Saved data entries:
## begin

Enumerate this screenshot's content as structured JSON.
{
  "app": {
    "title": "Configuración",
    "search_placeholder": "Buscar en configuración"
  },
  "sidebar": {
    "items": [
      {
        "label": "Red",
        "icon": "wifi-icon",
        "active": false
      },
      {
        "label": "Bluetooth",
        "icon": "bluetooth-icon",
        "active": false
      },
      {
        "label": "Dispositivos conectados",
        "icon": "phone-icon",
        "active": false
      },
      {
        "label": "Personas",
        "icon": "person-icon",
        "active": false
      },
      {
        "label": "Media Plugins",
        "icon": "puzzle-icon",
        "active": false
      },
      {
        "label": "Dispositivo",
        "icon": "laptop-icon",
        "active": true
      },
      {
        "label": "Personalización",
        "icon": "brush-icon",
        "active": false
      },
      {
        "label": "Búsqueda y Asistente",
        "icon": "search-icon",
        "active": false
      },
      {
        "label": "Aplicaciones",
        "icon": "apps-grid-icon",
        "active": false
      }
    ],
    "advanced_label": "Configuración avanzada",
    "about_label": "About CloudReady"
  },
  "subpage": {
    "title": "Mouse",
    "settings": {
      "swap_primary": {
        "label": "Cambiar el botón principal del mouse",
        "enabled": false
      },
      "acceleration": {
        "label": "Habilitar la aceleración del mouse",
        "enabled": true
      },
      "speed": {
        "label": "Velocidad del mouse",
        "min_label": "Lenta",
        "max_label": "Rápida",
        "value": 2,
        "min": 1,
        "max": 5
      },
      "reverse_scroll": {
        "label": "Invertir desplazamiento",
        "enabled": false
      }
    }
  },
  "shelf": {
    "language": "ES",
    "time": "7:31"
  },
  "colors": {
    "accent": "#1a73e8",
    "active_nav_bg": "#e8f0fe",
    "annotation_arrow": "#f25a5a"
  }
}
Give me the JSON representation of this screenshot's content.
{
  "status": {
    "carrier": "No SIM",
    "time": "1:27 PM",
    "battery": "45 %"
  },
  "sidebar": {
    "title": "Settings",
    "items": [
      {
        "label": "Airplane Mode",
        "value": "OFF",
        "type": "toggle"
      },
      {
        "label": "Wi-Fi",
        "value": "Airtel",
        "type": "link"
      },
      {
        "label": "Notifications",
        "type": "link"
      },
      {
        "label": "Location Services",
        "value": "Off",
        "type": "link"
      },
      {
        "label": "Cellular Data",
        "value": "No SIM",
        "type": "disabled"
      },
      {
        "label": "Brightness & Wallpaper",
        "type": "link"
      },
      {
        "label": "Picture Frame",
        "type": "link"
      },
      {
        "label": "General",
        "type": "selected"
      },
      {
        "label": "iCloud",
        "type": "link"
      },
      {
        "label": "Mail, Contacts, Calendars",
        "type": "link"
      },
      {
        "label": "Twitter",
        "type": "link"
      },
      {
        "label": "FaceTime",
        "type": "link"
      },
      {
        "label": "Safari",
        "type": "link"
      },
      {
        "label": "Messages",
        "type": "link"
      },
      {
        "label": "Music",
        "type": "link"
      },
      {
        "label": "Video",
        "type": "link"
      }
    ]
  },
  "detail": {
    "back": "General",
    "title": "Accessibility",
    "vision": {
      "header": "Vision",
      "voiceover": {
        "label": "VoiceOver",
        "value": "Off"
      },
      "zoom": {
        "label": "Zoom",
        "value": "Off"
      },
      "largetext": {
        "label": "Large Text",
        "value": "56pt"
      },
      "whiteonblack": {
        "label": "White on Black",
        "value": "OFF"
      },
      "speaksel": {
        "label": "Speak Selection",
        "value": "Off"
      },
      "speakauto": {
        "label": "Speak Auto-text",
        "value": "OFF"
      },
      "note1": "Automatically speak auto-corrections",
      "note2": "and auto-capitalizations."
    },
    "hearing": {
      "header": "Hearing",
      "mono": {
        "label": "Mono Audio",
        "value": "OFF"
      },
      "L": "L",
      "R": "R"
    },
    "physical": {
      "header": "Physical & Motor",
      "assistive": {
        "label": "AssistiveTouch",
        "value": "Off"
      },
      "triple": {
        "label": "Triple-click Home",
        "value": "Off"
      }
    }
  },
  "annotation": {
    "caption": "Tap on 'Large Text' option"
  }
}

## end

Your instructions - Repeat the whole listing exactly, keeping every line intact.

Exercise answer -
Enumerate this screenshot's content as structured JSON.
{
  "app": {
    "title": "Configuración",
    "search_placeholder": "Buscar en configuración"
  },
  "sidebar": {
    "items": [
      {
        "label": "Red",
        "icon": "wifi-icon",
        "active": false
      },
      {
        "label": "Bluetooth",
        "icon": "bluetooth-icon",
        "active": false
      },
      {
        "label": "Dispositivos conectados",
        "icon": "phone-icon",
        "active": false
      },
      {
        "label": "Personas",
        "icon": "person-icon",
        "active": false
      },
      {
        "label": "Media Plugins",
        "icon": "puzzle-icon",
        "active": false
      },
      {
        "label": "Dispositivo",
        "icon": "laptop-icon",
        "active": true
      },
      {
        "label": "Personalización",
        "icon": "brush-icon",
        "active": false
      },
      {
        "label": "Búsqueda y Asistente",
        "icon": "search-icon",
        "active": false
      },
      {
        "label": "Aplicaciones",
        "icon": "apps-grid-icon",
        "active": false
      }
    ],
    "advanced_label": "Configuración avanzada",
    "about_label": "About CloudReady"
  },
  "subpage": {
    "title": "Mouse",
    "settings": {
      "swap_primary": {
        "label": "Cambiar el botón principal del mouse",
        "enabled": false
      },
      "acceleration": {
        "label": "Habilitar la aceleración del mouse",
        "enabled": true
      },
      "speed": {
        "label": "Velocidad del mouse",
        "min_label": "Lenta",
        "max_label": "Rápida",
        "value": 2,
        "min": 1,
        "max": 5
      },
      "reverse_scroll": {
        "label": "Invertir desplazamiento",
        "enabled": false
      }
    }
  },
  "shelf": {
    "language": "ES",
    "time": "7:31"
  },
  "colors": {
    "accent": "#1a73e8",
    "active_nav_bg": "#e8f0fe",
    "annotation_arrow": "#f25a5a"
  }
}
Give me the JSON representation of this screenshot's content.
{
  "status": {
    "carrier": "No SIM",
    "time": "1:27 PM",
    "battery": "45 %"
  },
  "sidebar": {
    "title": "Settings",
    "items": [
      {
        "label": "Airplane Mode",
        "value": "OFF",
        "type": "toggle"
      },
      {
        "label": "Wi-Fi",
        "value": "Airtel",
        "type": "link"
      },
      {
        "label": "Notifications",
        "type": "link"
      },
      {
        "label": "Location Services",
        "value": "Off",
        "type": "link"
      },
      {
        "label": "Cellular Data",
        "value": "No SIM",
        "type": "disabled"
      },
      {
        "label": "Brightness & Wallpaper",
        "type": "link"
      },
      {
        "label": "Picture Frame",
        "type": "link"
      },
      {
        "label": "General",
        "type": "selected"
      },
      {
        "label": "iCloud",
        "type": "link"
      },
      {
        "label": "Mail, Contacts, Calendars",
        "type": "link"
      },
      {
        "label": "Twitter",
        "type": "link"
      },
      {
        "label": "FaceTime",
        "type": "link"
      },
      {
        "label": "Safari",
        "type": "link"
      },
      {
        "label": "Messages",
        "type": "link"
      },
      {
        "label": "Music",
        "type": "link"
      },
      {
        "label": "Video",
        "type": "link"
      }
    ]
  },
  "detail": {
    "back": "General",
    "title": "Accessibility",
    "vision": {
      "header": "Vision",
      "voiceover": {
        "label": "VoiceOver",
        "value": "Off"
      },
      "zoom": {
        "label": "Zoom",
        "value": "Off"
      },
      "largetext": {
        "label": "Large Text",
        "value": "56pt"
      },
      "whiteonblack": {
        "label": "White on Black",
        "value": "OFF"
      },
      "speaksel": {
        "label": "Speak Selection",
        "value": "Off"
      },
      "speakauto": {
        "label": "Speak Auto-text",
        "value": "OFF"
      },
      "note1": "Automatically speak auto-corrections",
      "note2": "and auto-capitalizations."
    },
    "hearing": {
      "header": "Hearing",
      "mono": {
        "label": "Mono Audio",
        "value": "OFF"
      },
      "L": "L",
      "R": "R"
    },
    "physical": {
      "header": "Physical & Motor",
      "assistive": {
        "label": "AssistiveTouch",
        "value": "Off"
      },
      "triple": {
        "label": "Triple-click Home",
        "value": "Off"
      }
    }
  },
  "annotation": {
    "caption": "Tap on 'Large Text' option"
  }
}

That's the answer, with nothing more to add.